MATERIAL FOR THIS EXERCISE start

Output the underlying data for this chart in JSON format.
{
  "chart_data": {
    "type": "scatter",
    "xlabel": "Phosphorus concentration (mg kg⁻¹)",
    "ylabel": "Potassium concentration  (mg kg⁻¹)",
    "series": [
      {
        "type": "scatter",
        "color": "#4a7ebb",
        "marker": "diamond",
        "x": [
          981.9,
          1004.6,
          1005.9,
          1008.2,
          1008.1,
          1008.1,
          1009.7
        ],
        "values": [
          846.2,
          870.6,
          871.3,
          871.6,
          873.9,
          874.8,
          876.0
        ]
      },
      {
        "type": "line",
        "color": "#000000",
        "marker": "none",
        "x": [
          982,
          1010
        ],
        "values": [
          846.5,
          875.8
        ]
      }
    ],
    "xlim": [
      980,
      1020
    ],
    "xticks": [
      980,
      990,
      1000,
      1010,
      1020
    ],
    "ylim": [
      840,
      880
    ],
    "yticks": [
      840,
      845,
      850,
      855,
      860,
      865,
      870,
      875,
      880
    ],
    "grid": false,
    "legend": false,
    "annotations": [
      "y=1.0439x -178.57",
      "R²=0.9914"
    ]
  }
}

MATERIAL FOR THIS EXERCISE end

WHAT THIS TASK INVOLVES | Above are the records; retype every one exactly.

SOLUTION TO THIS EXERCISE |
Output the underlying data for this chart in JSON format.
{
  "chart_data": {
    "type": "scatter",
    "xlabel": "Phosphorus concentration (mg kg⁻¹)",
    "ylabel": "Potassium concentration  (mg kg⁻¹)",
    "series": [
      {
        "type": "scatter",
        "color": "#4a7ebb",
        "marker": "diamond",
        "x": [
          981.9,
          1004.6,
          1005.9,
          1008.2,
          1008.1,
          1008.1,
          1009.7
        ],
        "values": [
          846.2,
          870.6,
          871.3,
          871.6,
          873.9,
          874.8,
          876.0
        ]
      },
      {
        "type": "line",
        "color": "#000000",
        "marker": "none",
        "x": [
          982,
          1010
        ],
        "values": [
          846.5,
          875.8
        ]
      }
    ],
    "xlim": [
      980,
      1020
    ],
    "xticks": [
      980,
      990,
      1000,
      1010,
      1020
    ],
    "ylim": [
      840,
      880
    ],
    "yticks": [
      840,
      845,
      850,
      855,
      860,
      865,
      870,
      875,
      880
    ],
    "grid": false,
    "legend": false,
    "annotations": [
      "y=1.0439x -178.57",
      "R²=0.9914"
    ]
  }
}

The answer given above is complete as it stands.